§ **TEXT PASSAGE**
--------------------

A thick slice of home-baked bread with butter and a slice of cheese is a personal favorite snack. I like a cup of tea with my open faced sandwiches. Maybe those Swedes got to me after all.



Breakfast foods

I make pancakes a lot. I mean a heck of a lot. My fiancee loves them and they fill her up very well before her 12 hour shifts. I usually make the regular-style, thick pancakes. Sometimes I'll mix some imitation vanilla extract in from the back of the spice cabinet. Drizzled honey from a mason jar full of the fancy stuff that I'm pretty sure we got as a present last year makes them special every once in a while.

I'll sometimes spring for bacon, though it's one of the most expensive things I buy. The best bacon I've found is actually store-brand thick cut bacon. Maybe it doesn't sell great, so they bring the prices down, but you get a heck of a lot more meat. I like my bacon thick and chewy anyway.  I save virtually all the fat from the pan. I'm very sparing with and protective of my bacon fat stores. You need very little in a non-stick skillet to make the best pancakes on the planet. 


Oatmeal was the bane of my childhood breakfast experiences. In recent years I've found that I very much enjoy a bowl of hot oatmeal that hasn't been made by my Dad. Man, he could really make a bland bowl of oatmeal. (Sorry Dad). My fiancee made me try some of hers one morning before I went to class a few years ago and it was awesome! She put all kinds of tasty stuff in it, like my GORP madness, and she converted me on the spot. Here's a good place to sneak your fruit in, if you so insist. Bananas, again, are a clear winner here (this is my article).

Oatmeal can be very cheap, and a giant container of it will last a very long time. As far as filling breakfasts with real staying power go it's really hard to beat the stick-to-your -ribs, "I'm not eating till dinner", "I should eat oatmeal more often" satisfaction of a good bowl of oatmeal. 

On trail I often make overnight oats for breakfast. Look it up and see if you'd like to give it a try. Some variations of oatmeal won't work as well as others. It can be surprisingly fluffy, creamy, and delicious. I especially like mine with a spoonful of jam in it. I wonder who's buying all the jam?

And now for the most delicious and unhealthy thing I make: biscuits and gravy. I'm from the South. I make it all from scratch, and it's dangerously easy. I use leftover bacon grease to make my gravy. I crisp up the bacon as much as I can without burning it and mix it back into the gravy when it's done thickening. The gravy goes directly on to the to biscuits, which are either halved or torn into smaller pieces. My fiancee didn't believe I'd baked my last batch of biscuits. I used buttermilk leftover from Thanksgiving and they were unreal.

--------------------

§ **TASK INSTRUCTIONS**
1. Sum up the breakfast foods passage in two sentences.
2. Write out the breakfast foods passage starting at "I make pancakes" and ending at "in a while.".
The records after this passage come from a different source.

§ **Saved data entries**
--------------------

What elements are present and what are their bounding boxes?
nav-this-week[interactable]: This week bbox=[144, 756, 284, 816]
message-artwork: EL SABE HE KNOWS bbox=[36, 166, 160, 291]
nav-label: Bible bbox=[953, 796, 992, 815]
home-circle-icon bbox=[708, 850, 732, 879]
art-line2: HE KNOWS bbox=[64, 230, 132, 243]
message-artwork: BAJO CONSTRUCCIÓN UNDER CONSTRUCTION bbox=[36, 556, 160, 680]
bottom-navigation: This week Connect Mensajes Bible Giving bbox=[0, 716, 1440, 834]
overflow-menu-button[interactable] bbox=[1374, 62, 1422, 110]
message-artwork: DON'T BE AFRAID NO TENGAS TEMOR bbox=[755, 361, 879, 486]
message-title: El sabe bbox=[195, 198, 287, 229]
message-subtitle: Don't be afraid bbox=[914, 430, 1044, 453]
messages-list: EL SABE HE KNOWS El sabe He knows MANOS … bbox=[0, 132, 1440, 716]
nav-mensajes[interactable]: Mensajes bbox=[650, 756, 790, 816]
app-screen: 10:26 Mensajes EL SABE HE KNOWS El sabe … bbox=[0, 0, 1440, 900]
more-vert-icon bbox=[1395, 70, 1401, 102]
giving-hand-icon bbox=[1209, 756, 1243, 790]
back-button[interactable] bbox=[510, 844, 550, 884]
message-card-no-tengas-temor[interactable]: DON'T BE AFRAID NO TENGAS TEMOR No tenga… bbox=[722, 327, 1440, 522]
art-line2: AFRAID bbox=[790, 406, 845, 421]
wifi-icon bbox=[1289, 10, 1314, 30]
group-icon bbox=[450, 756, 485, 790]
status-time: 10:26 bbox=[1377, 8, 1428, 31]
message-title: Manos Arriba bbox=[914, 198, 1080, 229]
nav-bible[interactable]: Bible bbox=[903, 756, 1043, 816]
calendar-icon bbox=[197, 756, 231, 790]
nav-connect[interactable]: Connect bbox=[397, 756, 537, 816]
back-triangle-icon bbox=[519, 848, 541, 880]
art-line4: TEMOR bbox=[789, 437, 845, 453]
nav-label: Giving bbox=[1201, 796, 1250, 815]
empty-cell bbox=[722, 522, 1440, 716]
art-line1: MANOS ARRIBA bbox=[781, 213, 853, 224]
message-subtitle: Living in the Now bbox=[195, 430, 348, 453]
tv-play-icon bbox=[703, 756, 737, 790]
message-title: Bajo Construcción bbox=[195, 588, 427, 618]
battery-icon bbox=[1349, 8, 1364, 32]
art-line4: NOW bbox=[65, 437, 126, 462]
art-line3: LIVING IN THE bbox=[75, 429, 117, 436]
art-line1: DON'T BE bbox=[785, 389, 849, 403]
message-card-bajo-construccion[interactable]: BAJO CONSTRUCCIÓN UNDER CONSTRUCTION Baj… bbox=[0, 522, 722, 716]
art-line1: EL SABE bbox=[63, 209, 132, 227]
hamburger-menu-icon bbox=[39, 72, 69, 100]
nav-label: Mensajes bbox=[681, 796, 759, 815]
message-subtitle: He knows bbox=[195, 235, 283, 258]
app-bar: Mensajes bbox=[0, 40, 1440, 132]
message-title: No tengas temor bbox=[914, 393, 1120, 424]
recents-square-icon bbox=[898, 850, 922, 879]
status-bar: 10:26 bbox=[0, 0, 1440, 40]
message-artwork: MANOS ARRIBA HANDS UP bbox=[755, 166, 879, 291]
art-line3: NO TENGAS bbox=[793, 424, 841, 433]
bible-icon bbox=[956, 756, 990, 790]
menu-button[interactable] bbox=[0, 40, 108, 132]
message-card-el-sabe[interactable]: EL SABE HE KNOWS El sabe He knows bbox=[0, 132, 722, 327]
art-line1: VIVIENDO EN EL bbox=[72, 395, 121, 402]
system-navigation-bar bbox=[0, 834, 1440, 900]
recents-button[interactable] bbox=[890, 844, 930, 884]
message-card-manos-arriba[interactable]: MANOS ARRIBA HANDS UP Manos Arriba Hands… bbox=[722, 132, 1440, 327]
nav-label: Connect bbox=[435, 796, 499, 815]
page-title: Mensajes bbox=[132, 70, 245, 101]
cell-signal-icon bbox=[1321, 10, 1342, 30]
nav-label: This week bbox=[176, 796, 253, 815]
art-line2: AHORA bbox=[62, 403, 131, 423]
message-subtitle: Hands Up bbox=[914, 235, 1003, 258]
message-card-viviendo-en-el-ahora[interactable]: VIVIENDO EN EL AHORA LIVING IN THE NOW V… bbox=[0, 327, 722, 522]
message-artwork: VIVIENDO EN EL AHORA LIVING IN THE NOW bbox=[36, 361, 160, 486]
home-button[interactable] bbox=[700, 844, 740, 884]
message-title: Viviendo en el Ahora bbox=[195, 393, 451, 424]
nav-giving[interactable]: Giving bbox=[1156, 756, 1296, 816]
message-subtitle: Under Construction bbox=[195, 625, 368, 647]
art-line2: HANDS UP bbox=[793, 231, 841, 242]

--------------------

§ **EXERCISE ANSWERS**
1. The writer often makes thick pancakes that a fiancee loves, sometimes adds bacon whose fat is saved for cooking, and has come to enjoy oatmeal, including overnight oats on trail, as a cheap and filling breakfast. The writer also makes biscuits and gravy from scratch, using leftover bacon grease for the gravy.

2.
I make pancakes a lot. I mean a heck of a lot. My fiancee loves them and they fill her up very well before her 12 hour shifts. I usually make the regular-style, thick pancakes. Sometimes I'll mix some imitation vanilla extract in from the back of the spice cabinet. Drizzled honey from a mason jar full of the fancy stuff that I'm pretty sure we got as a present last year makes them special every once in a while.